Below are some records; return each one exactly.
——
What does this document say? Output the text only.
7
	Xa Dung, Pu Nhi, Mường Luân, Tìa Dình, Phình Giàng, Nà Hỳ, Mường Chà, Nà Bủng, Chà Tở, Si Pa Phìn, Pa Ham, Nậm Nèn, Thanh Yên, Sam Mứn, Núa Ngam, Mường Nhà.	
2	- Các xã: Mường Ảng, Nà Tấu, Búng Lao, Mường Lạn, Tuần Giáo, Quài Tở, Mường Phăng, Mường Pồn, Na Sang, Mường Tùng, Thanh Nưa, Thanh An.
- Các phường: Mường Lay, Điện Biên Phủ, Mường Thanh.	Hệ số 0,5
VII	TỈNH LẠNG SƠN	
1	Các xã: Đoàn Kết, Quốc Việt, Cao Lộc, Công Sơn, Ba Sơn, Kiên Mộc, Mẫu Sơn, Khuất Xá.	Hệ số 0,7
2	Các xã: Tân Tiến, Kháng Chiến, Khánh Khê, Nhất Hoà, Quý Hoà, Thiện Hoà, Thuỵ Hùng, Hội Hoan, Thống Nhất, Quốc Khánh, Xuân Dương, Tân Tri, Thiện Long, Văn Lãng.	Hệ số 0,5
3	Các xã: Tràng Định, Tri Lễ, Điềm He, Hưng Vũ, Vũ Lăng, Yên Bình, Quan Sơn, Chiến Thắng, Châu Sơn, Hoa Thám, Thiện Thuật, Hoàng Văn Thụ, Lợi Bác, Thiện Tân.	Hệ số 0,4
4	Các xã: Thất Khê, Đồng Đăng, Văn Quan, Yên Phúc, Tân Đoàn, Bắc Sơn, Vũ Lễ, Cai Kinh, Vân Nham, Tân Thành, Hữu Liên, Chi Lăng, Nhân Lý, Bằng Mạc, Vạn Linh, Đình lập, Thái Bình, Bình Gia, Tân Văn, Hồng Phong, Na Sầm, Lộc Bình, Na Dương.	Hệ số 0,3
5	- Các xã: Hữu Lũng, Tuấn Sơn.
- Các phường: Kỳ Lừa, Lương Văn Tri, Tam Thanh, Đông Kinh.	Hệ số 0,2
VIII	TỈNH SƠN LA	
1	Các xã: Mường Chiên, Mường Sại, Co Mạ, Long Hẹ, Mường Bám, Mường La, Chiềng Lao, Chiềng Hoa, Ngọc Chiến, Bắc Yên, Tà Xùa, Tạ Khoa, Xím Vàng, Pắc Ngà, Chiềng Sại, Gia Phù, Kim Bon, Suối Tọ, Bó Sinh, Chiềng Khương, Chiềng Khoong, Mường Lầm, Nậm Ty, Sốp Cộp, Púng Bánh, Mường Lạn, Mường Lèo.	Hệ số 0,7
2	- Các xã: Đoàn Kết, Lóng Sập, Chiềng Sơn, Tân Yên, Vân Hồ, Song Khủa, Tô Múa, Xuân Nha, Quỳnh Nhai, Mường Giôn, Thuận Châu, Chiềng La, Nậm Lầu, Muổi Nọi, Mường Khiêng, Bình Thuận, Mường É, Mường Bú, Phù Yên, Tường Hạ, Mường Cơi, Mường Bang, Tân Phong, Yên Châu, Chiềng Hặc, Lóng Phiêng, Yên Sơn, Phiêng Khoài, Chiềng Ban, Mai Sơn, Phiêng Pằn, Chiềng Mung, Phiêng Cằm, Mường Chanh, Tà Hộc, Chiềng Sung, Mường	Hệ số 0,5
——
Task answer:
What does this document say? Output the text only.
7
	Xa Dung, Pu Nhi, Mường Luân, Tìa Dình, Phình Giàng, Nà Hỳ, Mường Chà, Nà Bủng, Chà Tở, Si Pa Phìn, Pa Ham, Nậm Nèn, Thanh Yên, Sam Mứn, Núa Ngam, Mường Nhà.	
2	- Các xã: Mường Ảng, Nà Tấu, Búng Lao, Mường Lạn, Tuần Giáo, Quài Tở, Mường Phăng, Mường Pồn, Na Sang, Mường Tùng, Thanh Nưa, Thanh An.
- Các phường: Mường Lay, Điện Biên Phủ, Mường Thanh.	Hệ số 0,5
VII	TỈNH LẠNG SƠN	
1	Các xã: Đoàn Kết, Quốc Việt, Cao Lộc, Công Sơn, Ba Sơn, Kiên Mộc, Mẫu Sơn, Khuất Xá.	Hệ số 0,7
2	Các xã: Tân Tiến, Kháng Chiến, Khánh Khê, Nhất Hoà, Quý Hoà, Thiện Hoà, Thuỵ Hùng, Hội Hoan, Thống Nhất, Quốc Khánh, Xuân Dương, Tân Tri, Thiện Long, Văn Lãng.	Hệ số 0,5
3	Các xã: Tràng Định, Tri Lễ, Điềm He, Hưng Vũ, Vũ Lăng, Yên Bình, Quan Sơn, Chiến Thắng, Châu Sơn, Hoa Thám, Thiện Thuật, Hoàng Văn Thụ, Lợi Bác, Thiện Tân.	Hệ số 0,4
4	Các xã: Thất Khê, Đồng Đăng, Văn Quan, Yên Phúc, Tân Đoàn, Bắc Sơn, Vũ Lễ, Cai Kinh, Vân Nham, Tân Thành, Hữu Liên, Chi Lăng, Nhân Lý, Bằng Mạc, Vạn Linh, Đình lập, Thái Bình, Bình Gia, Tân Văn, Hồng Phong, Na Sầm, Lộc Bình, Na Dương.	Hệ số 0,3
5	- Các xã: Hữu Lũng, Tuấn Sơn.
- Các phường: Kỳ Lừa, Lương Văn Tri, Tam Thanh, Đông Kinh.	Hệ số 0,2
VIII	TỈNH SƠN LA	
1	Các xã: Mường Chiên, Mường Sại, Co Mạ, Long Hẹ, Mường Bám, Mường La, Chiềng Lao, Chiềng Hoa, Ngọc Chiến, Bắc Yên, Tà Xùa, Tạ Khoa, Xím Vàng, Pắc Ngà, Chiềng Sại, Gia Phù, Kim Bon, Suối Tọ, Bó Sinh, Chiềng Khương, Chiềng Khoong, Mường Lầm, Nậm Ty, Sốp Cộp, Púng Bánh, Mường Lạn, Mường Lèo.	Hệ số 0,7
2	- Các xã: Đoàn Kết, Lóng Sập, Chiềng Sơn, Tân Yên, Vân Hồ, Song Khủa, Tô Múa, Xuân Nha, Quỳnh Nhai, Mường Giôn, Thuận Châu, Chiềng La, Nậm Lầu, Muổi Nọi, Mường Khiêng, Bình Thuận, Mường É, Mường Bú, Phù Yên, Tường Hạ, Mường Cơi, Mường Bang, Tân Phong, Yên Châu, Chiềng Hặc, Lóng Phiêng, Yên Sơn, Phiêng Khoài, Chiềng Ban, Mai Sơn, Phiêng Pằn, Chiềng Mung, Phiêng Cằm, Mường Chanh, Tà Hộc, Chiềng Sung, Mường	Hệ số 0,5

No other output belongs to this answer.